## START Material for this exercise

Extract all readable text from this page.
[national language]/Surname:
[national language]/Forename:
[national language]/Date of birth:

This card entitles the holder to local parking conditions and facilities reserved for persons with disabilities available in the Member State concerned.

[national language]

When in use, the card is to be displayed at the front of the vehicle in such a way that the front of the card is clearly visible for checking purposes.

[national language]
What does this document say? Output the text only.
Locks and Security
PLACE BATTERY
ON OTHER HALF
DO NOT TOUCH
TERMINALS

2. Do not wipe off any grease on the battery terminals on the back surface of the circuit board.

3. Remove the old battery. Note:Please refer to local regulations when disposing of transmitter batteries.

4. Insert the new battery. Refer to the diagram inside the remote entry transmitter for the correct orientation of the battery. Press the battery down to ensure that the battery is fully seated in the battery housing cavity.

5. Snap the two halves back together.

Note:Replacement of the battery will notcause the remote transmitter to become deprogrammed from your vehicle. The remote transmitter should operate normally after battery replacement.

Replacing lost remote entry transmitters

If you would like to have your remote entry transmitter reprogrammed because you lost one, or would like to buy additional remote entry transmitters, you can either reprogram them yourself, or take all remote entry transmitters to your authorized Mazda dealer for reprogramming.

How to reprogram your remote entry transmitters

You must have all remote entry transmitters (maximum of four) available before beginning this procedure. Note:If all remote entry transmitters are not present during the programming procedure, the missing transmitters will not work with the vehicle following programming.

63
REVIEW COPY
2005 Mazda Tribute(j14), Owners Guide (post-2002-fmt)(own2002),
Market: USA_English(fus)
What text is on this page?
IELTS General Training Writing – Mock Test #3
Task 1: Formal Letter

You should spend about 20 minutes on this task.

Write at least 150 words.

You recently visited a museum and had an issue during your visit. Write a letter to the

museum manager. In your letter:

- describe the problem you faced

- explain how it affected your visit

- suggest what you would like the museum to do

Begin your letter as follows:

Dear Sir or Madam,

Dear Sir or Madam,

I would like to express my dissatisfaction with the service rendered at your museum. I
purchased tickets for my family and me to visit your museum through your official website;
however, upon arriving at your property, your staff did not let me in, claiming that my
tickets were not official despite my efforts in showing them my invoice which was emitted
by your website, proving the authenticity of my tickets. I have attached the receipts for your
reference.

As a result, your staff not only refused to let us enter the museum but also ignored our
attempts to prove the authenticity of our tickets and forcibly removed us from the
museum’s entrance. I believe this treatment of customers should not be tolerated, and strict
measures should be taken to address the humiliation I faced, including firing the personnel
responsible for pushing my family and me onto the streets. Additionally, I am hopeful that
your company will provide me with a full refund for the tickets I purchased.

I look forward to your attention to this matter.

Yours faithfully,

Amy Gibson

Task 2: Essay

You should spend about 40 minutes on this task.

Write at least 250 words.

## END Material for this exercise

▶ [Stated task] Each entry above is to be printed again exactly.

▶ [Solution for this exercise]
Extract all readable text from this page.
[national language]/Surname:
[national language]/Forename:
[national language]/Date of birth:

This card entitles the holder to local parking conditions and facilities reserved for persons with disabilities available in the Member State concerned.

[national language]

When in use, the card is to be displayed at the front of the vehicle in such a way that the front of the card is clearly visible for checking purposes.

[national language]
What does this document say? Output the text only.
Locks and Security
PLACE BATTERY
ON OTHER HALF
DO NOT TOUCH
TERMINALS

2. Do not wipe off any grease on the battery terminals on the back surface of the circuit board.

3. Remove the old battery. Note:Please refer to local regulations when disposing of transmitter batteries.

4. Insert the new battery. Refer to the diagram inside the remote entry transmitter for the correct orientation of the battery. Press the battery down to ensure that the battery is fully seated in the battery housing cavity.

5. Snap the two halves back together.

Note:Replacement of the battery will notcause the remote transmitter to become deprogrammed from your vehicle. The remote transmitter should operate normally after battery replacement.

Replacing lost remote entry transmitters

If you would like to have your remote entry transmitter reprogrammed because you lost one, or would like to buy additional remote entry transmitters, you can either reprogram them yourself, or take all remote entry transmitters to your authorized Mazda dealer for reprogramming.

How to reprogram your remote entry transmitters

You must have all remote entry transmitters (maximum of four) available before beginning this procedure. Note:If all remote entry transmitters are not present during the programming procedure, the missing transmitters will not work with the vehicle following programming.

63
REVIEW COPY
2005 Mazda Tribute(j14), Owners Guide (post-2002-fmt)(own2002),
Market: USA_English(fus)
What text is on this page?
IELTS General Training Writing – Mock Test #3
Task 1: Formal Letter

You should spend about 20 minutes on this task.

Write at least 150 words.

You recently visited a museum and had an issue during your visit. Write a letter to the

museum manager. In your letter:

- describe the problem you faced

- explain how it affected your visit

- suggest what you would like the museum to do

Begin your letter as follows:

Dear Sir or Madam,

Dear Sir or Madam,

I would like to express my dissatisfaction with the service rendered at your museum. I
purchased tickets for my family and me to visit your museum through your official website;
however, upon arriving at your property, your staff did not let me in, claiming that my
tickets were not official despite my efforts in showing them my invoice which was emitted
by your website, proving the authenticity of my tickets. I have attached the receipts for your
reference.

As a result, your staff not only refused to let us enter the museum but also ignored our
attempts to prove the authenticity of our tickets and forcibly removed us from the
museum’s entrance. I believe this treatment of customers should not be tolerated, and strict
measures should be taken to address the humiliation I faced, including firing the personnel
responsible for pushing my family and me onto the streets. Additionally, I am hopeful that
your company will provide me with a full refund for the tickets I purchased.

I look forward to your attention to this matter.

Yours faithfully,

Amy Gibson

Task 2: Essay

You should spend about 40 minutes on this task.

Write at least 250 words.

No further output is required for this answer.